- **Problems to work on**
• 1. In the forum thread about Intel's CPU price cut, copy out everything from "## ex_reven (May" down to "nvidia is rising...".
• 2. Extend the forum thread about Intel's desktop CPU price cut with further posts that follow on from the last one shown.

- **Excerpt**
____

# Intel Desktop CPU Price Cut On July 22



## malware (May 15, 2007)

Intel plans to slash all Core 2 Duo and Core 2 Quad CPU prices again just 3 months after the previous drop on April 22. With a remarkable price cut of 50%, AMD is facing another harsh battle with Intel.





*View at TechPowerUp Main Site*


----------



## Conti027 (May 15, 2007)

looking to get me a E6850


----------



## ex_reven (May 15, 2007)

3ghz stock dual core  

The future is looooooookin good


----------



## laszlo (May 15, 2007)

poor AMD soon they don't have what to cut;since they buy ati i'll see only delays in new products and intel & nvidia is rising...
who has read the AMD report can see the 1st signs of bankruptcy and if happens the prices will rise


----------



## OrbitzXT (May 15, 2007)

I don't know how business works, but for the consumer this is a good thing right now...regardless if it would ever happen or not, if AMD ever did actually go bankrupt and Intel was the sole chip maker, wouldn't that eventually be a bad thing for consumers with Intel's high prices?

____

Annotated element entries:
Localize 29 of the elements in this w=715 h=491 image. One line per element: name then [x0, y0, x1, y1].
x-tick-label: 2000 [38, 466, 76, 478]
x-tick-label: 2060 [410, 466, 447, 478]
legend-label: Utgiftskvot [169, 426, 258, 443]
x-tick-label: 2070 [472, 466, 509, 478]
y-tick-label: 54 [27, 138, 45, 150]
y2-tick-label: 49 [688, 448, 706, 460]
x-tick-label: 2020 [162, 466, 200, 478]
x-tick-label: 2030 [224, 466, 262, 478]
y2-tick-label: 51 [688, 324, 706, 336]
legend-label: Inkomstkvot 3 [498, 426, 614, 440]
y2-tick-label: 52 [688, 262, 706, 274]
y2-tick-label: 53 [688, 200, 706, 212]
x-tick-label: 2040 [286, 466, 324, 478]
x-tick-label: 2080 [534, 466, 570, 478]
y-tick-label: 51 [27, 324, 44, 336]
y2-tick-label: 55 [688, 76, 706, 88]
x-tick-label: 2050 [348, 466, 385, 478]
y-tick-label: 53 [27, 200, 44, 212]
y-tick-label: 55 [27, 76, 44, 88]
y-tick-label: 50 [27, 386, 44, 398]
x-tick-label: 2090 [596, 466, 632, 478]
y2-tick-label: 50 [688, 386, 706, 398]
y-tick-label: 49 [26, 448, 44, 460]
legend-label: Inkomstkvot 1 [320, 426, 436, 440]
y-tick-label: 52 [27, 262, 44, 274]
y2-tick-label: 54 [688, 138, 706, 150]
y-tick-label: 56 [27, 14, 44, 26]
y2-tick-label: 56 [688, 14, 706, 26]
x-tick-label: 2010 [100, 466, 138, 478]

____

- **Expected results**
• 1.
## ex_reven (May 15, 2007)

3ghz stock dual core  

The future is looooooookin good


----------



## laszlo (May 15, 2007)

poor AMD soon they don't have what to cut;since they buy ati i'll see only delays in new products and intel & nvidia is rising...

• 2.
----------



## Darksaber (May 15, 2007)

Well that will mean Quad core and 8800GTX SLI for me at the end of summer 

cheers
DS


----------



## ex_reven (May 15, 2007)

Darksaber said:


> Well that will mean Quad core and 8800GTX SLI for me at the end of summer
> 
> cheers
> DS



What will you use Quad Core for? Wouldnt the dual core be a better alternative for gaming and general use?


----------



## mullered07 (May 15, 2007)

ex_reven said:


> What will you use Quad Core for? Wouldnt the dual core be a better alternative for gaming and general use?



a bigger e-penis is always a must  im thinking a e6850 or q6600 by the end of the year


----------



## mandelore (May 15, 2007)

lol the fsb on some of those chips almost spell 1337


----------



## Bonerheimer_c (May 15, 2007)

Im gonna say $266 quad FTW!


----------



## PVTCaboose1337 (May 15, 2007)

Bonerheimer_c said:


> Im gonna say $266 quad FTW!



Same, if AMD does not get their act together, I'm going to the Dark Side


----------



## JrRacinFan (May 15, 2007)

PVTCaboose1337 said:


> Same, if AMD does not get their act together, I'm going to the Dark Side



Do not underestimate the power of the dark side.  

In all seriousness though, This type of news I have been waiting for in the past couple months. 

2 C2D price-cuts .....


As far as AMD bankruptcy goes, I doubt that will ever happen with the FASN8 stepping coming out. As i always say "Only time will tell".


----------



## GJSNeptune (May 15, 2007)

Can't believe the Q6600 will be so damn cheap. Hopefully the high-end motherboards won't be too bad either.


----------



## lordlatte (May 15, 2007)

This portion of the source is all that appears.